__Exercise__
A line counts if it contains the word "text" at least once. State how many such lines the records contain, giving the number alone.
-- begin Material for this exercise --
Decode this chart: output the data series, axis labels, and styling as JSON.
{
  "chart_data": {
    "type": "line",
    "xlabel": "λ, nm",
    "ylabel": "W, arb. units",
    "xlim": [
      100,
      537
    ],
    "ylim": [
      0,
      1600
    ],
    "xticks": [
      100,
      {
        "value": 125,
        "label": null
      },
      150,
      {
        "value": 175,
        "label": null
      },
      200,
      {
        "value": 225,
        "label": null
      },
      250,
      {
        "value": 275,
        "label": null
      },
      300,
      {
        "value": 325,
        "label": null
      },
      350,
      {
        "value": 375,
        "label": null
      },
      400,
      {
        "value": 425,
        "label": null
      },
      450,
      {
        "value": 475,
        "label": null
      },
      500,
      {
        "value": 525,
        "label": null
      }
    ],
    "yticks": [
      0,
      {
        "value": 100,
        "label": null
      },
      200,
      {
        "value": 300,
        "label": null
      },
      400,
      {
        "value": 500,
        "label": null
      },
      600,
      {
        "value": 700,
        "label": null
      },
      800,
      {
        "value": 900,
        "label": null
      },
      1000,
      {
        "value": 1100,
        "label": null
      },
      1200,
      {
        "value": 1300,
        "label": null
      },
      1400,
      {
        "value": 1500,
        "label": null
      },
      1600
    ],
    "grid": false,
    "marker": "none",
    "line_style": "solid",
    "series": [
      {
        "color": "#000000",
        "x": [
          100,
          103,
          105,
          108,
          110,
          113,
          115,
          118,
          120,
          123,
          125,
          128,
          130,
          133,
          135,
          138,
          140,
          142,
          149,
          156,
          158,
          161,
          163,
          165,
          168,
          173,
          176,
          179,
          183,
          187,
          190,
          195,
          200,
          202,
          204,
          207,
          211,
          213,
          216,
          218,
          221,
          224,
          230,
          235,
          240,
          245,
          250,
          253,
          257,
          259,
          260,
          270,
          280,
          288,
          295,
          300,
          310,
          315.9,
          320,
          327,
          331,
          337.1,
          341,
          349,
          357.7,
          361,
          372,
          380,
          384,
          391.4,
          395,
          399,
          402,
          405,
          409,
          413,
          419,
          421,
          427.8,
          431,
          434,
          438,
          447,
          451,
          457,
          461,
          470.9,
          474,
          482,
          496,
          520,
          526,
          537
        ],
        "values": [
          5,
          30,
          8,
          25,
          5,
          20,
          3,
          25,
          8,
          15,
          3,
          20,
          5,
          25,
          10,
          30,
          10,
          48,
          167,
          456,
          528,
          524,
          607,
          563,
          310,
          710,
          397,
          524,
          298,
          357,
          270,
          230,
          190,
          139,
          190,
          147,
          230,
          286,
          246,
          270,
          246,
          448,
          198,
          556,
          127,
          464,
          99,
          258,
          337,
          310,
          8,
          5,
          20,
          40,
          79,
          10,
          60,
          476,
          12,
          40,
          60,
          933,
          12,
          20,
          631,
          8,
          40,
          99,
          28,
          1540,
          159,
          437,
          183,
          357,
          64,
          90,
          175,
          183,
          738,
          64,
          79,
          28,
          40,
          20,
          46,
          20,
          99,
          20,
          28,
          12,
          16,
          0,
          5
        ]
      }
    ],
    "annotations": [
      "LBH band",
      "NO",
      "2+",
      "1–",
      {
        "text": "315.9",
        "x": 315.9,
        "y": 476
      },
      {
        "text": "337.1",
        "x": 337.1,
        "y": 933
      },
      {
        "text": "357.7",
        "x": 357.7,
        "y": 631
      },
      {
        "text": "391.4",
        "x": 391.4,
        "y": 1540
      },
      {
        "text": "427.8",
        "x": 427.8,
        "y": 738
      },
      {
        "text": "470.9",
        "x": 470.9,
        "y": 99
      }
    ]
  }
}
-- end Material for this exercise --
__Exercise response__
6